Extrait du texte:
++++++++++++++++++++

La Contrôleuse générale des lieux de privation de liberté (CGLPL) a rendu public, le 9 juillet 2026, un rapport accablant sur le quartier de lutte contre la criminalité organisée (QLCO) du centre pénitentiaire d’Alençon-Condé-sur-Sarthe (Orne). Ce quartier ultra-sécurisé, créé à l’automne 2025 dans le cadre de la loi contre le narcotrafic, accueille 38 détenus sur 40 places disponibles.
Le document, issu d’une visite menée du 4 au 7 mai, décrit des « violences systémiques » commises par des membres du personnel pénitentiaire : fouilles humiliantes avec attouchements, réveils nocturnes par coups de pied dans les portes, placements disciplinaires accompagnés de provocations, ou encore distribution de repas dans des conditions dégradantes. Les agents du QLCO, cagoulés en permanence, agiraient dans un « sentiment d’impunité », selon les témoignages de détenus et de professionnels. Le rapport estime que ces pratiques « portent gravement atteinte à la dignité » et pourraient relever de l’article 3 de la Convention européenne des droits de l’homme, interdisant la torture. Le ministre de la Justice, Gérald Darmanin, dispose de quinze jours pour publier une réponse officielle et a annoncé une mission de contrôle interne « dès l’été 2026 ».

++++++++++++++++++++

Entrées tirées d'une collection:
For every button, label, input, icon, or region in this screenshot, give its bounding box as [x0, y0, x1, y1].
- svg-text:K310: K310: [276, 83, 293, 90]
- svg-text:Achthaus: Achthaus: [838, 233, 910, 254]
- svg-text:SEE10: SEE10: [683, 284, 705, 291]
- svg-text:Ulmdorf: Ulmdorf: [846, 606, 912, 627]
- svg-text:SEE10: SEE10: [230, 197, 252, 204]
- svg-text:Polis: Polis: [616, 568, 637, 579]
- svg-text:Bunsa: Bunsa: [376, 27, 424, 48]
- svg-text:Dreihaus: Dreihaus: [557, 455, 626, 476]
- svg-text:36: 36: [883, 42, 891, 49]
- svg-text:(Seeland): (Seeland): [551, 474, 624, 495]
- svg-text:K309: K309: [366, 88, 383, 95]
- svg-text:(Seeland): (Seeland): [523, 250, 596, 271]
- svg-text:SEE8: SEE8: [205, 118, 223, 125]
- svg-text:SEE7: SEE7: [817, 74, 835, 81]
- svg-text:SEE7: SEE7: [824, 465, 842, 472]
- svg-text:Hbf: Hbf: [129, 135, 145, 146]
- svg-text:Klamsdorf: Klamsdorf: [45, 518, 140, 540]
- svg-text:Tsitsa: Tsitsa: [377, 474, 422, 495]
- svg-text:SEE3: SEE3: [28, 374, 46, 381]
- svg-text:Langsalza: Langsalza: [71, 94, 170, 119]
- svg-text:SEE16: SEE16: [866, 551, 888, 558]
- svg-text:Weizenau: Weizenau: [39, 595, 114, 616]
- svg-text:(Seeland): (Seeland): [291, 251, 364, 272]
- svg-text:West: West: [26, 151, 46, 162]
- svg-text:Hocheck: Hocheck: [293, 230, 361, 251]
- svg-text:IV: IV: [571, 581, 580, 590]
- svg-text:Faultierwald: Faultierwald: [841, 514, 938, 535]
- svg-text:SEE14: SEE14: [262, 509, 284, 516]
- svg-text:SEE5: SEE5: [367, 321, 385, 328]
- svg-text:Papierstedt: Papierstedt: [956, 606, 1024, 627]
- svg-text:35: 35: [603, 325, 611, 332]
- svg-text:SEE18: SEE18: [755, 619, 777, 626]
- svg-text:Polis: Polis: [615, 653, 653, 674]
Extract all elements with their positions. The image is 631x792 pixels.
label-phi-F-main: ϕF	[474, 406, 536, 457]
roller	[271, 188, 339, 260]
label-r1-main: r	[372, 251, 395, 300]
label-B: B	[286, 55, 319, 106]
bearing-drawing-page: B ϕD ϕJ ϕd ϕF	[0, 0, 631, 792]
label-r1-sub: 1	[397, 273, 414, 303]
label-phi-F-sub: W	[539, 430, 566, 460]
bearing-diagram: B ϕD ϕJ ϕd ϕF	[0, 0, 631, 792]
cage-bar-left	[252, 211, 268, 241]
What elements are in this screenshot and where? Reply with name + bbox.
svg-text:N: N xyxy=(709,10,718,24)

++++++++++++++++++++

Exercices à traiter:
a: Dans le texte sur le rapport de la CGLPL, citez le passage qui commence aux mots « La Contrôleuse générale » et se termine après « 40 places disponibles. ».
b: Prolongez, s'il vous plaît, le texte sur le rapport de la CGLPL à la suite de sa dernière phrase.

Réponses:
a:
La Contrôleuse générale des lieux de privation de liberté (CGLPL) a rendu public, le 9 juillet 2026, un rapport accablant sur le quartier de lutte contre la criminalité organisée (QLCO) du centre pénitentiaire d’Alençon-Condé-sur-Sarthe (Orne). Ce quartier ultra-sécurisé, créé à l’automne 2025 dans le cadre de la loi contre le narcotrafic, accueille 38 détenus sur 40 places disponibles.

b:
« Le rapport associe un dispositif carcéral présenté comme un modèle de sécurité à des méthodes documentées d’intimidation et d’abus de pouvoir, ciblant un quartier de 40 places où les agents opèrent masqués. »
Une enquête pour violences par personne dépositaire de l’autorité publique est en cours après la plainte de six détenus, tandis que la CGLPL demande une clarification des responsabilités.